INSTRUCTION:
The records that follow must be reproduced in full, exactly as written.

DATA IN THIS EXERCISE:
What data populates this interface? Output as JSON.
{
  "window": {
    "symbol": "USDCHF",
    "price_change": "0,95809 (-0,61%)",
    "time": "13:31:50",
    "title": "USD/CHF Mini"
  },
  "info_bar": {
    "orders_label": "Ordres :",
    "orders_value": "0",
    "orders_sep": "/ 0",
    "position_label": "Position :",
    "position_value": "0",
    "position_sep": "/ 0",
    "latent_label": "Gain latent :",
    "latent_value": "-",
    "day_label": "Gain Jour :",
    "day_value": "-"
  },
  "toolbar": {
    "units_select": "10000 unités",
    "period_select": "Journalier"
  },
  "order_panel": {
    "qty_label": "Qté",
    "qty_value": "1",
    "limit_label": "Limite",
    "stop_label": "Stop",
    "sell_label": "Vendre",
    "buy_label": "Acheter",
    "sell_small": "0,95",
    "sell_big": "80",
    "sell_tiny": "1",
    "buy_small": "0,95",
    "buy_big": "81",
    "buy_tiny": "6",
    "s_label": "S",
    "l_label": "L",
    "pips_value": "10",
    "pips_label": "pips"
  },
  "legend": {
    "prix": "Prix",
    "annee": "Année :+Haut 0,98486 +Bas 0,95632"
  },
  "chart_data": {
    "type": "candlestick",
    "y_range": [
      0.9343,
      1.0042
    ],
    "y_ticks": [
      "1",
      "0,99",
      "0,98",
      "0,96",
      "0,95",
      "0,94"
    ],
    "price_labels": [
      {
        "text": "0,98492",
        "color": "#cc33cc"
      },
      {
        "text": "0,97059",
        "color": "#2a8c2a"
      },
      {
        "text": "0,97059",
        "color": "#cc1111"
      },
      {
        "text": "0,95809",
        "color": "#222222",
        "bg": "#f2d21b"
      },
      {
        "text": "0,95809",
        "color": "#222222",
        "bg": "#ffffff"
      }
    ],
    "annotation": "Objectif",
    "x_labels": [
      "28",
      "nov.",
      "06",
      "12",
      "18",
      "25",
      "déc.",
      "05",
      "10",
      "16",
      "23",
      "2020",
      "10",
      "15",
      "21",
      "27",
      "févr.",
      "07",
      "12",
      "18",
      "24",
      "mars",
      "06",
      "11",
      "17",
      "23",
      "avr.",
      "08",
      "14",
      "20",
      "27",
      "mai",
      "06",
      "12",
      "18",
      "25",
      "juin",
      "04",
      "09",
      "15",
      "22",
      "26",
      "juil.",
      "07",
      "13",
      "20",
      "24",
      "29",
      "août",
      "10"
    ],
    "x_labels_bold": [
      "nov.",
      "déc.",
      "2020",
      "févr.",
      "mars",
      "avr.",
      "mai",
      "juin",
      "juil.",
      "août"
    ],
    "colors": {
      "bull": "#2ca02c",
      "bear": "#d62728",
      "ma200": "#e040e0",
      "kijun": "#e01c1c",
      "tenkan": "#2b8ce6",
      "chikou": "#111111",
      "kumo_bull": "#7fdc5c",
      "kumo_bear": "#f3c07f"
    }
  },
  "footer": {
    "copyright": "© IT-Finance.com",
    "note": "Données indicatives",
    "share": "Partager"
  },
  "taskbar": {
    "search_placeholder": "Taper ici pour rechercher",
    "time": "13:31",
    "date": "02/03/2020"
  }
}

SOLUTION TO THIS TASK:
What data populates this interface? Output as JSON.
{
  "window": {
    "symbol": "USDCHF",
    "price_change": "0,95809 (-0,61%)",
    "time": "13:31:50",
    "title": "USD/CHF Mini"
  },
  "info_bar": {
    "orders_label": "Ordres :",
    "orders_value": "0",
    "orders_sep": "/ 0",
    "position_label": "Position :",
    "position_value": "0",
    "position_sep": "/ 0",
    "latent_label": "Gain latent :",
    "latent_value": "-",
    "day_label": "Gain Jour :",
    "day_value": "-"
  },
  "toolbar": {
    "units_select": "10000 unités",
    "period_select": "Journalier"
  },
  "order_panel": {
    "qty_label": "Qté",
    "qty_value": "1",
    "limit_label": "Limite",
    "stop_label": "Stop",
    "sell_label": "Vendre",
    "buy_label": "Acheter",
    "sell_small": "0,95",
    "sell_big": "80",
    "sell_tiny": "1",
    "buy_small": "0,95",
    "buy_big": "81",
    "buy_tiny": "6",
    "s_label": "S",
    "l_label": "L",
    "pips_value": "10",
    "pips_label": "pips"
  },
  "legend": {
    "prix": "Prix",
    "annee": "Année :+Haut 0,98486 +Bas 0,95632"
  },
  "chart_data": {
    "type": "candlestick",
    "y_range": [
      0.9343,
      1.0042
    ],
    "y_ticks": [
      "1",
      "0,99",
      "0,98",
      "0,96",
      "0,95",
      "0,94"
    ],
    "price_labels": [
      {
        "text": "0,98492",
        "color": "#cc33cc"
      },
      {
        "text": "0,97059",
        "color": "#2a8c2a"
      },
      {
        "text": "0,97059",
        "color": "#cc1111"
      },
      {
        "text": "0,95809",
        "color": "#222222",
        "bg": "#f2d21b"
      },
      {
        "text": "0,95809",
        "color": "#222222",
        "bg": "#ffffff"
      }
    ],
    "annotation": "Objectif",
    "x_labels": [
      "28",
      "nov.",
      "06",
      "12",
      "18",
      "25",
      "déc.",
      "05",
      "10",
      "16",
      "23",
      "2020",
      "10",
      "15",
      "21",
      "27",
      "févr.",
      "07",
      "12",
      "18",
      "24",
      "mars",
      "06",
      "11",
      "17",
      "23",
      "avr.",
      "08",
      "14",
      "20",
      "27",
      "mai",
      "06",
      "12",
      "18",
      "25",
      "juin",
      "04",
      "09",
      "15",
      "22",
      "26",
      "juil.",
      "07",
      "13",
      "20",
      "24",
      "29",
      "août",
      "10"
    ],
    "x_labels_bold": [
      "nov.",
      "déc.",
      "2020",
      "févr.",
      "mars",
      "avr.",
      "mai",
      "juin",
      "juil.",
      "août"
    ],
    "colors": {
      "bull": "#2ca02c",
      "bear": "#d62728",
      "ma200": "#e040e0",
      "kijun": "#e01c1c",
      "tenkan": "#2b8ce6",
      "chikou": "#111111",
      "kumo_bull": "#7fdc5c",
      "kumo_bear": "#f3c07f"
    }
  },
  "footer": {
    "copyright": "© IT-Finance.com",
    "note": "Données indicatives",
    "share": "Partager"
  },
  "taskbar": {
    "search_placeholder": "Taper ici pour rechercher",
    "time": "13:31",
    "date": "02/03/2020"
  }
}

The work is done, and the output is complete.